[Source records]
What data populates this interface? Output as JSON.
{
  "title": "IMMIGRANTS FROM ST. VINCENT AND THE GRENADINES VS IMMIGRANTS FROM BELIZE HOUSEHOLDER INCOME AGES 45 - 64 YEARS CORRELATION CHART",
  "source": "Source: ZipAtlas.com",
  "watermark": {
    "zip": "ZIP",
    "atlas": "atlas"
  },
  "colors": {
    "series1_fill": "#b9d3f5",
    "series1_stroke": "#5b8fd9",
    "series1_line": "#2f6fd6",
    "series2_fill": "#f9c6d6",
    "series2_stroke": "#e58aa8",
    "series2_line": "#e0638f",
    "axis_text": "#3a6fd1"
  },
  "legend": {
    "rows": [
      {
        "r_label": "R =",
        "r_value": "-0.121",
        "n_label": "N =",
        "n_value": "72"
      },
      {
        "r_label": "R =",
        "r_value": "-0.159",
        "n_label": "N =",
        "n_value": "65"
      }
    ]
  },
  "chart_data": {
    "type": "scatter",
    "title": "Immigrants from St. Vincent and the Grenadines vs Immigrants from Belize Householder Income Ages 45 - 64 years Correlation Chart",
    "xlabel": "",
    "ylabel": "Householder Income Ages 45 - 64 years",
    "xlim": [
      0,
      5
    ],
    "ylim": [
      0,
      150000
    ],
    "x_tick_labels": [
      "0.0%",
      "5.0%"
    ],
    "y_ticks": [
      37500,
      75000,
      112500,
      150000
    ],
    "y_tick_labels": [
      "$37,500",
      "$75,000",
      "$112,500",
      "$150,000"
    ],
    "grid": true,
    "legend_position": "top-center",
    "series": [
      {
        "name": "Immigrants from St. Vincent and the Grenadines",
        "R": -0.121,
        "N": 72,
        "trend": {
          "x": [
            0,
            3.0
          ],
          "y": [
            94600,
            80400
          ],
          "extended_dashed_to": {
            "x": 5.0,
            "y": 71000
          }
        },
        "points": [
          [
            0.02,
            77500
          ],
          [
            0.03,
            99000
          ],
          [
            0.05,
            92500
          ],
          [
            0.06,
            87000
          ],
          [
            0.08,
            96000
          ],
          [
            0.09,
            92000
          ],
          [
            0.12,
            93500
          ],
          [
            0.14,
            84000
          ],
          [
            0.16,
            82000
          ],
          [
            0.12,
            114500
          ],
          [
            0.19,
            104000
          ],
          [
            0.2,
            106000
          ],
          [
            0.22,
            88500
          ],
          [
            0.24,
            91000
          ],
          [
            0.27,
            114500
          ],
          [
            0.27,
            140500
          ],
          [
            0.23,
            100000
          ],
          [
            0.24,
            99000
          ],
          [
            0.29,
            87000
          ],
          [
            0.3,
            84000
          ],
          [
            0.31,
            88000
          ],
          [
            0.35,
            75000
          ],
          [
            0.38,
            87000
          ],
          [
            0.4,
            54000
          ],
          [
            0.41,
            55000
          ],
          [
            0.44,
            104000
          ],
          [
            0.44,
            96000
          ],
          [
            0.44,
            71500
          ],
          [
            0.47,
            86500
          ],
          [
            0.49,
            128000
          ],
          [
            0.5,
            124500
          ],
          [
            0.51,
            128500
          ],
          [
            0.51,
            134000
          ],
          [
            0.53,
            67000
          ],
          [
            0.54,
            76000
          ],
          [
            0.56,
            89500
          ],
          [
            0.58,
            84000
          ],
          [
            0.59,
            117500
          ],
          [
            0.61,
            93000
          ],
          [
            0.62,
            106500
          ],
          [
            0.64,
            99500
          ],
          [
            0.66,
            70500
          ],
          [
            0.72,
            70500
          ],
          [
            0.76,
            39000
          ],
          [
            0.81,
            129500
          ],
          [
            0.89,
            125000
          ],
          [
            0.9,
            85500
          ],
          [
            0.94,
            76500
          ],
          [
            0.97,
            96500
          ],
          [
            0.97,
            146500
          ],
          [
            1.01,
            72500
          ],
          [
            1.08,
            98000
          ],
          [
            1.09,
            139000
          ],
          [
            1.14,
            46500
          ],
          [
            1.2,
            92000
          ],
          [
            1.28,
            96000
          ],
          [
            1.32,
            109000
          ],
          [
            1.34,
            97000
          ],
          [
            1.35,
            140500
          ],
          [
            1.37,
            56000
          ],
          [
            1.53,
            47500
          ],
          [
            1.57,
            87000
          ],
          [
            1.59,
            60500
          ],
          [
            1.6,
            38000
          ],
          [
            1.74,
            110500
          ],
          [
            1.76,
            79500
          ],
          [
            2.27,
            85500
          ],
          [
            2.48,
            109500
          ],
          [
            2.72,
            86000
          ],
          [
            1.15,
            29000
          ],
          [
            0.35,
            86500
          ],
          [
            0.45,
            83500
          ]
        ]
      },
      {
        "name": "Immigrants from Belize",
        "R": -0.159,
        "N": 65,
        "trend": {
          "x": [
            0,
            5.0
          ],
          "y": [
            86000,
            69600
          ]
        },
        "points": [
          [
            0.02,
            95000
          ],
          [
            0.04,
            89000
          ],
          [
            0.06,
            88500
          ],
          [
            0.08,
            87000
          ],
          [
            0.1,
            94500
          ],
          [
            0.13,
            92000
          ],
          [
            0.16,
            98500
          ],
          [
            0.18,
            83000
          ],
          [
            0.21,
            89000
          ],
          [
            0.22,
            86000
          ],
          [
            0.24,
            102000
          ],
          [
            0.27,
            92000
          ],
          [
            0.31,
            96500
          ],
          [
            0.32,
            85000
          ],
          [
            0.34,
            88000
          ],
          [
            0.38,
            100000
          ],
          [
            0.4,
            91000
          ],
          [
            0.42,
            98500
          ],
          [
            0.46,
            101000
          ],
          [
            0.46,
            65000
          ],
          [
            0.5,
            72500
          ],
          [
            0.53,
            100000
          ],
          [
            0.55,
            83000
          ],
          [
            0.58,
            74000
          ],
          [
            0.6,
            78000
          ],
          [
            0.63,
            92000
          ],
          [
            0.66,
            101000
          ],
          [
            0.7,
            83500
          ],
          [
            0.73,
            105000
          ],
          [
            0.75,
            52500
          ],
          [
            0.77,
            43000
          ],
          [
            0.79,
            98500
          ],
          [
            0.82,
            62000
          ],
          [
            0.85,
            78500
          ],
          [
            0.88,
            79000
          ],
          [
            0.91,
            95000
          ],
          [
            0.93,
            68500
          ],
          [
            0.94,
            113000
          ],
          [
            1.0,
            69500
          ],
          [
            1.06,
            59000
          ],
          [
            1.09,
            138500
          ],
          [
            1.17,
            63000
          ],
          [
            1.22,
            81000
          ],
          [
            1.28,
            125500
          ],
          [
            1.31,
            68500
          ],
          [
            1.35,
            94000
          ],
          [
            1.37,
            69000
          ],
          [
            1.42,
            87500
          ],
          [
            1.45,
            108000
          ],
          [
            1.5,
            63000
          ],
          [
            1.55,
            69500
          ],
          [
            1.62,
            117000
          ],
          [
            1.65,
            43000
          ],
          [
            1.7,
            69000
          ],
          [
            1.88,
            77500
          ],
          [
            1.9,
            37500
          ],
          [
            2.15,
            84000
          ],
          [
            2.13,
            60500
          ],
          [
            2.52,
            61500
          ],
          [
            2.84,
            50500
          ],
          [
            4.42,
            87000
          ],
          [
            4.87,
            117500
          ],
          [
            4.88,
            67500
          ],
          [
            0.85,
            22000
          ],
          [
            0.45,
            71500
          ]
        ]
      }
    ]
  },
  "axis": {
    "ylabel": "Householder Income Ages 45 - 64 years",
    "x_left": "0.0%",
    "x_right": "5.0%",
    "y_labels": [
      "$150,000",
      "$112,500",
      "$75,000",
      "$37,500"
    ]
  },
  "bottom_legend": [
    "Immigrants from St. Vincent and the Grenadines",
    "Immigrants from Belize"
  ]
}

**Problem requirements:** Transcribe the data. Leave every line exactly as it is.

**Expected answer:**
What data populates this interface? Output as JSON.
{
  "title": "IMMIGRANTS FROM ST. VINCENT AND THE GRENADINES VS IMMIGRANTS FROM BELIZE HOUSEHOLDER INCOME AGES 45 - 64 YEARS CORRELATION CHART",
  "source": "Source: ZipAtlas.com",
  "watermark": {
    "zip": "ZIP",
    "atlas": "atlas"
  },
  "colors": {
    "series1_fill": "#b9d3f5",
    "series1_stroke": "#5b8fd9",
    "series1_line": "#2f6fd6",
    "series2_fill": "#f9c6d6",
    "series2_stroke": "#e58aa8",
    "series2_line": "#e0638f",
    "axis_text": "#3a6fd1"
  },
  "legend": {
    "rows": [
      {
        "r_label": "R =",
        "r_value": "-0.121",
        "n_label": "N =",
        "n_value": "72"
      },
      {
        "r_label": "R =",
        "r_value": "-0.159",
        "n_label": "N =",
        "n_value": "65"
      }
    ]
  },
  "chart_data": {
    "type": "scatter",
    "title": "Immigrants from St. Vincent and the Grenadines vs Immigrants from Belize Householder Income Ages 45 - 64 years Correlation Chart",
    "xlabel": "",
    "ylabel": "Householder Income Ages 45 - 64 years",
    "xlim": [
      0,
      5
    ],
    "ylim": [
      0,
      150000
    ],
    "x_tick_labels": [
      "0.0%",
      "5.0%"
    ],
    "y_ticks": [
      37500,
      75000,
      112500,
      150000
    ],
    "y_tick_labels": [
      "$37,500",
      "$75,000",
      "$112,500",
      "$150,000"
    ],
    "grid": true,
    "legend_position": "top-center",
    "series": [
      {
        "name": "Immigrants from St. Vincent and the Grenadines",
        "R": -0.121,
        "N": 72,
        "trend": {
          "x": [
            0,
            3.0
          ],
          "y": [
            94600,
            80400
          ],
          "extended_dashed_to": {
            "x": 5.0,
            "y": 71000
          }
        },
        "points": [
          [
            0.02,
            77500
          ],
          [
            0.03,
            99000
          ],
          [
            0.05,
            92500
          ],
          [
            0.06,
            87000
          ],
          [
            0.08,
            96000
          ],
          [
            0.09,
            92000
          ],
          [
            0.12,
            93500
          ],
          [
            0.14,
            84000
          ],
          [
            0.16,
            82000
          ],
          [
            0.12,
            114500
          ],
          [
            0.19,
            104000
          ],
          [
            0.2,
            106000
          ],
          [
            0.22,
            88500
          ],
          [
            0.24,
            91000
          ],
          [
            0.27,
            114500
          ],
          [
            0.27,
            140500
          ],
          [
            0.23,
            100000
          ],
          [
            0.24,
            99000
          ],
          [
            0.29,
            87000
          ],
          [
            0.3,
            84000
          ],
          [
            0.31,
            88000
          ],
          [
            0.35,
            75000
          ],
          [
            0.38,
            87000
          ],
          [
            0.4,
            54000
          ],
          [
            0.41,
            55000
          ],
          [
            0.44,
            104000
          ],
          [
            0.44,
            96000
          ],
          [
            0.44,
            71500
          ],
          [
            0.47,
            86500
          ],
          [
            0.49,
            128000
          ],
          [
            0.5,
            124500
          ],
          [
            0.51,
            128500
          ],
          [
            0.51,
            134000
          ],
          [
            0.53,
            67000
          ],
          [
            0.54,
            76000
          ],
          [
            0.56,
            89500
          ],
          [
            0.58,
            84000
          ],
          [
            0.59,
            117500
          ],
          [
            0.61,
            93000
          ],
          [
            0.62,
            106500
          ],
          [
            0.64,
            99500
          ],
          [
            0.66,
            70500
          ],
          [
            0.72,
            70500
          ],
          [
            0.76,
            39000
          ],
          [
            0.81,
            129500
          ],
          [
            0.89,
            125000
          ],
          [
            0.9,
            85500
          ],
          [
            0.94,
            76500
          ],
          [
            0.97,
            96500
          ],
          [
            0.97,
            146500
          ],
          [
            1.01,
            72500
          ],
          [
            1.08,
            98000
          ],
          [
            1.09,
            139000
          ],
          [
            1.14,
            46500
          ],
          [
            1.2,
            92000
          ],
          [
            1.28,
            96000
          ],
          [
            1.32,
            109000
          ],
          [
            1.34,
            97000
          ],
          [
            1.35,
            140500
          ],
          [
            1.37,
            56000
          ],
          [
            1.53,
            47500
          ],
          [
            1.57,
            87000
          ],
          [
            1.59,
            60500
          ],
          [
            1.6,
            38000
          ],
          [
            1.74,
            110500
          ],
          [
            1.76,
            79500
          ],
          [
            2.27,
            85500
          ],
          [
            2.48,
            109500
          ],
          [
            2.72,
            86000
          ],
          [
            1.15,
            29000
          ],
          [
            0.35,
            86500
          ],
          [
            0.45,
            83500
          ]
        ]
      },
      {
        "name": "Immigrants from Belize",
        "R": -0.159,
        "N": 65,
        "trend": {
          "x": [
            0,
            5.0
          ],
          "y": [
            86000,
            69600
          ]
        },
        "points": [
          [
            0.02,
            95000
          ],
          [
            0.04,
            89000
          ],
          [
            0.06,
            88500
          ],
          [
            0.08,
            87000
          ],
          [
            0.1,
            94500
          ],
          [
            0.13,
            92000
          ],
          [
            0.16,
            98500
          ],
          [
            0.18,
            83000
          ],
          [
            0.21,
            89000
          ],
          [
            0.22,
            86000
          ],
          [
            0.24,
            102000
          ],
          [
            0.27,
            92000
          ],
          [
            0.31,
            96500
          ],
          [
            0.32,
            85000
          ],
          [
            0.34,
            88000
          ],
          [
            0.38,
            100000
          ],
          [
            0.4,
            91000
          ],
          [
            0.42,
            98500
          ],
          [
            0.46,
            101000
          ],
          [
            0.46,
            65000
          ],
          [
            0.5,
            72500
          ],
          [
            0.53,
            100000
          ],
          [
            0.55,
            83000
          ],
          [
            0.58,
            74000
          ],
          [
            0.6,
            78000
          ],
          [
            0.63,
            92000
          ],
          [
            0.66,
            101000
          ],
          [
            0.7,
            83500
          ],
          [
            0.73,
            105000
          ],
          [
            0.75,
            52500
          ],
          [
            0.77,
            43000
          ],
          [
            0.79,
            98500
          ],
          [
            0.82,
            62000
          ],
          [
            0.85,
            78500
          ],
          [
            0.88,
            79000
          ],
          [
            0.91,
            95000
          ],
          [
            0.93,
            68500
          ],
          [
            0.94,
            113000
          ],
          [
            1.0,
            69500
          ],
          [
            1.06,
            59000
          ],
          [
            1.09,
            138500
          ],
          [
            1.17,
            63000
          ],
          [
            1.22,
            81000
          ],
          [
            1.28,
            125500
          ],
          [
            1.31,
            68500
          ],
          [
            1.35,
            94000
          ],
          [
            1.37,
            69000
          ],
          [
            1.42,
            87500
          ],
          [
            1.45,
            108000
          ],
          [
            1.5,
            63000
          ],
          [
            1.55,
            69500
          ],
          [
            1.62,
            117000
          ],
          [
            1.65,
            43000
          ],
          [
            1.7,
            69000
          ],
          [
            1.88,
            77500
          ],
          [
            1.9,
            37500
          ],
          [
            2.15,
            84000
          ],
          [
            2.13,
            60500
          ],
          [
            2.52,
            61500
          ],
          [
            2.84,
            50500
          ],
          [
            4.42,
            87000
          ],
          [
            4.87,
            117500
          ],
          [
            4.88,
            67500
          ],
          [
            0.85,
            22000
          ],
          [
            0.45,
            71500
          ]
        ]
      }
    ]
  },
  "axis": {
    "ylabel": "Householder Income Ages 45 - 64 years",
    "x_left": "0.0%",
    "x_right": "5.0%",
    "y_labels": [
      "$150,000",
      "$112,500",
      "$75,000",
      "$37,500"
    ]
  },
  "bottom_legend": [
    "Immigrants from St. Vincent and the Grenadines",
    "Immigrants from Belize"
  ]
}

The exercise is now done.